(Extracted data entries)
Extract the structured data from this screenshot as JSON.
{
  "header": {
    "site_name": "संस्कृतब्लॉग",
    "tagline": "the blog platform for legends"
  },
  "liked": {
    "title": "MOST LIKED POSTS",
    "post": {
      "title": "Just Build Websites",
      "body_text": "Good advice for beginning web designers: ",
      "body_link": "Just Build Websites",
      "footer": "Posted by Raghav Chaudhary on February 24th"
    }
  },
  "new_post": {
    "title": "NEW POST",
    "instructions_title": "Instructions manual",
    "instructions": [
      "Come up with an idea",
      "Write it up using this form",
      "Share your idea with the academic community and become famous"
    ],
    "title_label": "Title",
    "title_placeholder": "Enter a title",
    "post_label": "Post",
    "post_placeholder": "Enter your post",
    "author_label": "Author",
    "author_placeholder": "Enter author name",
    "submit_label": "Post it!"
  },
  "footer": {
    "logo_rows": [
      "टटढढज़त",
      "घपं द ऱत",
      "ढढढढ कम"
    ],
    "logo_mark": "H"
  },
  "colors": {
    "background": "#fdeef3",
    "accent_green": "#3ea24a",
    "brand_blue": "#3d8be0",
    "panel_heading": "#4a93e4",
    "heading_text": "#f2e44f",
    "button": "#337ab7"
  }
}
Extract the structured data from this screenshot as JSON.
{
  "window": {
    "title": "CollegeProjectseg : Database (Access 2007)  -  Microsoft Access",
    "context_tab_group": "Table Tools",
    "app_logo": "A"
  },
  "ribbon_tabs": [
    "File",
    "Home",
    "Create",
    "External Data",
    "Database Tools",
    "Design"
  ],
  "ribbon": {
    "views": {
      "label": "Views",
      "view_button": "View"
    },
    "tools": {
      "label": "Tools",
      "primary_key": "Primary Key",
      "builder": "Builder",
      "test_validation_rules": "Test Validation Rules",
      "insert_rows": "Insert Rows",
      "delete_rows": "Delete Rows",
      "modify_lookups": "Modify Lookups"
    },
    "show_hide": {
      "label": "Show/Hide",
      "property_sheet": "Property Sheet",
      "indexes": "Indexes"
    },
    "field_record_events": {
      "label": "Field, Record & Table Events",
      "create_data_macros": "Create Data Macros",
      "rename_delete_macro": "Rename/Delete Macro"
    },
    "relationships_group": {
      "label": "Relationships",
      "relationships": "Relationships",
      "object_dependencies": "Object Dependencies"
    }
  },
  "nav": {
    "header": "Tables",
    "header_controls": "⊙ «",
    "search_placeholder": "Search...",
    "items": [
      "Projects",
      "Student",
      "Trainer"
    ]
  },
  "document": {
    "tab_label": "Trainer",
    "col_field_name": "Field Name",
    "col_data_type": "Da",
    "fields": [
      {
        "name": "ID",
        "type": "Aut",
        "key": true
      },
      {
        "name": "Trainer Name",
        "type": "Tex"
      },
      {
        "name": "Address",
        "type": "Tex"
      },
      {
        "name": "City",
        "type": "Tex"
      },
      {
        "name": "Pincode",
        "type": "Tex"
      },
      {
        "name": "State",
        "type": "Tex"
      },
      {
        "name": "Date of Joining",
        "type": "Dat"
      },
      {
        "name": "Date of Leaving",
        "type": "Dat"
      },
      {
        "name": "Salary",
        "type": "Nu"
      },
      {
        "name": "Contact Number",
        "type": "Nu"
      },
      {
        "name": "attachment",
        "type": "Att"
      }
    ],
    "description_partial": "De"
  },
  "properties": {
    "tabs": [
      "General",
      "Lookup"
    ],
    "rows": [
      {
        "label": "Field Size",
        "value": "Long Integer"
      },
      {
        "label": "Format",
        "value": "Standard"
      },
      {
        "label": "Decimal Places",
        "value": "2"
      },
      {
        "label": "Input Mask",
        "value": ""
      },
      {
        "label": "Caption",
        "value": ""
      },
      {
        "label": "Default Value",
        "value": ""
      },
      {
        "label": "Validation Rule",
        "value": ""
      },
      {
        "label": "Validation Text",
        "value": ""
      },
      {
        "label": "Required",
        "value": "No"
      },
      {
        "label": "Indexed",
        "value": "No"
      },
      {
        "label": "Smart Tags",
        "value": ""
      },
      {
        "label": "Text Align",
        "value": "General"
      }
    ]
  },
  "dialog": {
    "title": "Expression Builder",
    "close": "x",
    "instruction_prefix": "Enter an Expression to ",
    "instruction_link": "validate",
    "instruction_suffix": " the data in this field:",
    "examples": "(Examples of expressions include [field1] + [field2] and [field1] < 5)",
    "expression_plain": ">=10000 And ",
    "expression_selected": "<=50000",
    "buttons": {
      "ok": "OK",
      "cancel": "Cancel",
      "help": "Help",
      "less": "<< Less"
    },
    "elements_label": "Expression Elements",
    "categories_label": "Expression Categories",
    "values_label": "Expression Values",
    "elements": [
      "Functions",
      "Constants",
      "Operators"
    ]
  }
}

### Written request
Only the number is wanted: how many lines in the entries above contain the word "footer"?

### Task solution
2